====== Task material ======

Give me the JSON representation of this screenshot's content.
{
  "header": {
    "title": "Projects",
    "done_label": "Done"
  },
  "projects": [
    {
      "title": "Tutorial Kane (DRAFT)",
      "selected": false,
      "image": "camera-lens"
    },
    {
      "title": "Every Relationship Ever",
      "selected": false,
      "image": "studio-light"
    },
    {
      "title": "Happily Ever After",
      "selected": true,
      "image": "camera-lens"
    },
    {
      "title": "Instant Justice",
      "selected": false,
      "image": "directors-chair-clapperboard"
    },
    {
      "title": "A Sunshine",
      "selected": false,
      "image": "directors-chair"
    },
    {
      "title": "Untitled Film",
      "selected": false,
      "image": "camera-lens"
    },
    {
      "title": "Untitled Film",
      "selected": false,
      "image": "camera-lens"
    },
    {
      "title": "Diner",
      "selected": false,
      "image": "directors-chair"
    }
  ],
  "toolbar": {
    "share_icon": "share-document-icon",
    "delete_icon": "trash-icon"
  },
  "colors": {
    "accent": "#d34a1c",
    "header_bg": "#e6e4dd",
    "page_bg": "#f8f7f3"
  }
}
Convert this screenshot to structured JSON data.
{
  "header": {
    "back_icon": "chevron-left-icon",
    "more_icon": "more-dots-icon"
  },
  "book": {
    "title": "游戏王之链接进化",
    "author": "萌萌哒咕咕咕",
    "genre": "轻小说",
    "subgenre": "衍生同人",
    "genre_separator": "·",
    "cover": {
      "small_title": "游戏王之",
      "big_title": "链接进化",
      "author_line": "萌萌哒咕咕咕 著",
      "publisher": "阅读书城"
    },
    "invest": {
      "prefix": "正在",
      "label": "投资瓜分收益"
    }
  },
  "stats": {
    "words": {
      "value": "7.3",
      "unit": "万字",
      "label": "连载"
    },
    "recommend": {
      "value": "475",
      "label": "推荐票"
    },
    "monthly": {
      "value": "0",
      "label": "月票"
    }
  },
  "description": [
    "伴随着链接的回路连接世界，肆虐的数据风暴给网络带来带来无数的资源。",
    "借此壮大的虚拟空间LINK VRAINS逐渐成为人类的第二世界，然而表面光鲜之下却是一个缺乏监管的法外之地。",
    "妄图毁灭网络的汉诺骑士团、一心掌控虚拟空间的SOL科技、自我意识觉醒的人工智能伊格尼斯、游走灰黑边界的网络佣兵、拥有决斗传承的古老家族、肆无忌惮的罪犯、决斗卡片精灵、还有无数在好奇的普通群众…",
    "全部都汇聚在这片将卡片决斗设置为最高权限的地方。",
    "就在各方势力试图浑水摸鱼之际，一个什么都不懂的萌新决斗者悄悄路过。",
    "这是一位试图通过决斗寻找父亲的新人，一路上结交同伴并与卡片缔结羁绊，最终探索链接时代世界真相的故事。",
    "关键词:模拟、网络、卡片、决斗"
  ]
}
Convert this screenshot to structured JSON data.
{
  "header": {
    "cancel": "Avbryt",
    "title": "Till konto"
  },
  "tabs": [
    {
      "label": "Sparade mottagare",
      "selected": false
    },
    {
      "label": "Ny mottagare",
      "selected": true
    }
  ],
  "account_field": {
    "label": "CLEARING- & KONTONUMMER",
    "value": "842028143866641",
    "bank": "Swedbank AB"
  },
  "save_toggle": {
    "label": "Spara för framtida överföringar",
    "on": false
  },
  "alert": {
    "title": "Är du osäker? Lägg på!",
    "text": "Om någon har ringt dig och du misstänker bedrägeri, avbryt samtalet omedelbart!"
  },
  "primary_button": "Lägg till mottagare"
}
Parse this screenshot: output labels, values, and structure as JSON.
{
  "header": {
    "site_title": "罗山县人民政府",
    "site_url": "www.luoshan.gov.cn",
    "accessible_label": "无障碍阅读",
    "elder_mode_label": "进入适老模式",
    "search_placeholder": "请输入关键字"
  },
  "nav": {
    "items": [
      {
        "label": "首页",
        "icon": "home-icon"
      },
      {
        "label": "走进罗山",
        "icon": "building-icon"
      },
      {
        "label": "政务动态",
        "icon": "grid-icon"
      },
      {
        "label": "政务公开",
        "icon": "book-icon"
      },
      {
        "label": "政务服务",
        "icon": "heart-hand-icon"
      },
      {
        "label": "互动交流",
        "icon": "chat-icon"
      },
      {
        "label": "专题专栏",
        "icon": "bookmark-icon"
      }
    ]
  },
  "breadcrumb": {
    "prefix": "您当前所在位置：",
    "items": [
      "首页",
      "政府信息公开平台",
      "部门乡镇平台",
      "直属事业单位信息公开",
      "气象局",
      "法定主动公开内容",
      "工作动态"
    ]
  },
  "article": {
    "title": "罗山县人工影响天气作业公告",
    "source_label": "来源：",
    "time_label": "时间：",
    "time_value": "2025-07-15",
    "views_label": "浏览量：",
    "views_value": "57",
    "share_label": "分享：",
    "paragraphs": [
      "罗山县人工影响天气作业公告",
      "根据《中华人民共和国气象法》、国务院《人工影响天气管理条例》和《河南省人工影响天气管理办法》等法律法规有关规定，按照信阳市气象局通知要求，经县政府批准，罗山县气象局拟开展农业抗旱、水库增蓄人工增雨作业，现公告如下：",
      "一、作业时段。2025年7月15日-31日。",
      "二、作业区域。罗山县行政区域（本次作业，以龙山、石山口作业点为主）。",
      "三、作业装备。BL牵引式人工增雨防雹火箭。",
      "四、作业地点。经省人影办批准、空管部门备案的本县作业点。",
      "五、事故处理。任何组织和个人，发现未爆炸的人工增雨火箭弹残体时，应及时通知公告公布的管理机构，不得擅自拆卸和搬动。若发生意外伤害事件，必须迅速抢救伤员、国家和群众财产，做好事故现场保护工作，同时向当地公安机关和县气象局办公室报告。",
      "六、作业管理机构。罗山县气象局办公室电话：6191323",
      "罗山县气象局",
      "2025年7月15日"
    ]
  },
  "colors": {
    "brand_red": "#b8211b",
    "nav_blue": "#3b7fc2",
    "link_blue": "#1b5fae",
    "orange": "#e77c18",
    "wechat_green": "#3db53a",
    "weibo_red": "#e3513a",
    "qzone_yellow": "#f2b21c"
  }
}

======

Select and copy each line from the data that includes the word "Ever".

Solution for this problem:
      "title": "Every Relationship Ever",
      "title": "Happily Ever After",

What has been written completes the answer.